━━ PROVIDED PASSAGE ━━
Haleh Esfandiari headhsot

Iran is escalating rhetoric against Israel. Its leaders issued ominous warnings, and its proxies attacked US bases in Syria and Iraq. Yet, for now, Iran appears to be carefully avoiding direct conflict with the US or widening the war. Events may upset this precarious balancing act.

Three weeks into the Israel-Hamas war, Iran is ratcheting up its rhetoric against Israel and warning of what might befall the entire region should Israel continue its bombing of Gaza. President Ebrahim Raissi accused Israel of "crossing the red lines" and warned that this may force others to take action. He didn't elaborate, in his tweet, what "action" might entail. He accused Washington of asking Iran "not to do anything while it continues to give widespread support to Israel." 

Iran's foreign minister, Hossein Amir Abdollahian, who gave a series of interviews to the American media in New York in the last week of October, was more precise and ominous in his language. In an interview with NPR's Morning Edition, he said Hamas was sufficiently well armed to stand up to Israel and added that he had met "with leaders of the resistance in Lebanon and Palestinian groups in recent weeks and heard of plans that are more powerful and deeper than what you've witnessed." 

For Iran, its investment of billions in funding, training and arming Hamas over the years must appear to have paid off in the assault last month by Hamas and Islamic Jihad on Israeli border towns and villages.

He went on to say that the Axis of Resistance, the loose group of Hezbollah in Lebanon and Shiite militias in Iraq and Syria, put together by Iran, is ready to take action if necessary. For decades, Iran has been arming, training and financing these militias. For Iran, its investment of billions in funding, training and arming Hamas over the years must appear to have paid off in the assault last month by Hamas and Islamic Jihad fighters on Israeli border towns and villages.

Iran's Delicate Tightrope

Iran's president and foreign minister, of course, speaks for the Supreme Leader, Ayatollah Ali Khamenei. Khamenei initially confined himself to praising Hamas for its assault on Israel and claiming Israel had suffered a humiliating defeat. "No matter what the Zionist regime does, it cannot make up for the scandalous failure it suffered," he commented. But in recent days, he too has warned darkly of the response Israel can expect from the 'resistance forces' and 'Muslim forces.' "If the crimes of the Zionist regime continue, Muslim and resistance forces will become impatient, and no one can stop them," he warned. "Bombardments should be immediately stopped. Muslim nations are angry."
━━━
━━ STORED DATA ━━
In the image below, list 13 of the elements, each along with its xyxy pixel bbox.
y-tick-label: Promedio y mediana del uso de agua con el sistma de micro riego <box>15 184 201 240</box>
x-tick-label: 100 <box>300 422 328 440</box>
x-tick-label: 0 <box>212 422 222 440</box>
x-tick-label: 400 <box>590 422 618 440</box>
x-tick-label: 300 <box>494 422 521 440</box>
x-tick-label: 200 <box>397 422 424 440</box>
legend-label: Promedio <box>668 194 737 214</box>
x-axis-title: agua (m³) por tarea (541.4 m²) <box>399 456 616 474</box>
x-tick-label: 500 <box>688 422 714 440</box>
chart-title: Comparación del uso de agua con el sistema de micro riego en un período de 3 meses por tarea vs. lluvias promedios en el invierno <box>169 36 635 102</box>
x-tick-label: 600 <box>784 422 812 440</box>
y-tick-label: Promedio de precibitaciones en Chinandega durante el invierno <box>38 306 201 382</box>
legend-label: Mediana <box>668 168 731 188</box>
━━━
Retype the passage on Iran's stance in the Israel-Hamas war word for word, from "Haleh Esfandiari headhsot" to "precarious balancing act.".

Haleh Esfandiari headhsot

Iran is escalating rhetoric against Israel. Its leaders issued ominous warnings, and its proxies attacked US bases in Syria and Iraq. Yet, for now, Iran appears to be carefully avoiding direct conflict with the US or widening the war. Events may upset this precarious balancing act.